Do this: Repeat every record below exactly, leaving out the pictures.

======

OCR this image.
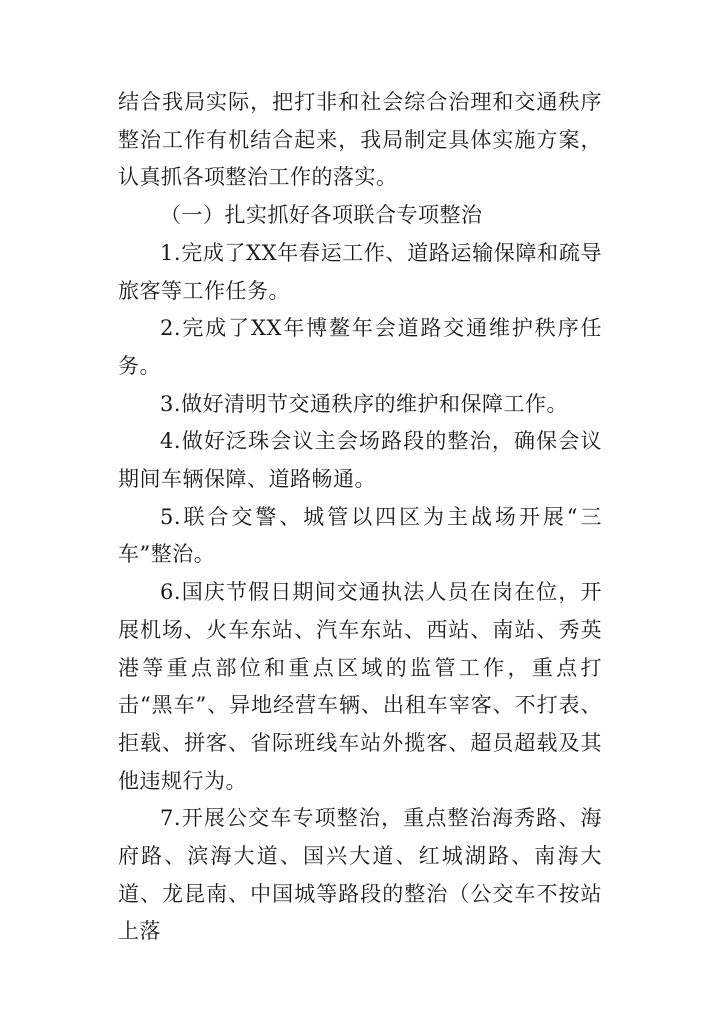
结合我局实际，把打非和社会综合治理和交通秩序整治工作有机结合起来，我局制定具体实施方案，认真抓各项整治工作的落实。

（一）扎实抓好各项联合专项整治

1.完成了XX年春运工作、道路运输保障和疏导旅客等工作任务。

2.完成了XX年博鳌年会道路交通维护秩序任务。

3.做好清明节交通秩序的维护和保障工作。

4.做好泛珠会议主会场路段的整治，确保会议期间车辆保障、道路畅通。

5.联合交警、城管以四区为主战场开展“三车”整治。

6.国庆节假日期间交通执法人员在岗在位，开展机场、火车东站、汽车东站、西站、南站、秀英港等重点部位和重点区域的监管工作，重点打击“黑车”、异地经营车辆、出租车宰客、不打表、拒载、拼客、省际班线车站外揽客、超员超载及其他违规行为。

7.开展公交车专项整治，重点整治海秀路、海府路、滨海大道、国兴大道、红城湖路、南海大道、龙昆南、中国城等路段的整治（公交车不按站上落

======

The reply:
OCR this image.
结合我局实际，把打非和社会综合治理和交通秩序整治工作有机结合起来，我局制定具体实施方案，认真抓各项整治工作的落实。

（一）扎实抓好各项联合专项整治

1.完成了XX年春运工作、道路运输保障和疏导旅客等工作任务。

2.完成了XX年博鳌年会道路交通维护秩序任务。

3.做好清明节交通秩序的维护和保障工作。

4.做好泛珠会议主会场路段的整治，确保会议期间车辆保障、道路畅通。

5.联合交警、城管以四区为主战场开展“三车”整治。

6.国庆节假日期间交通执法人员在岗在位，开展机场、火车东站、汽车东站、西站、南站、秀英港等重点部位和重点区域的监管工作，重点打击“黑车”、异地经营车辆、出租车宰客、不打表、拒载、拼客、省际班线车站外揽客、超员超载及其他违规行为。

7.开展公交车专项整治，重点整治海秀路、海府路、滨海大道、国兴大道、红城湖路、南海大道、龙昆南、中国城等路段的整治（公交车不按站上落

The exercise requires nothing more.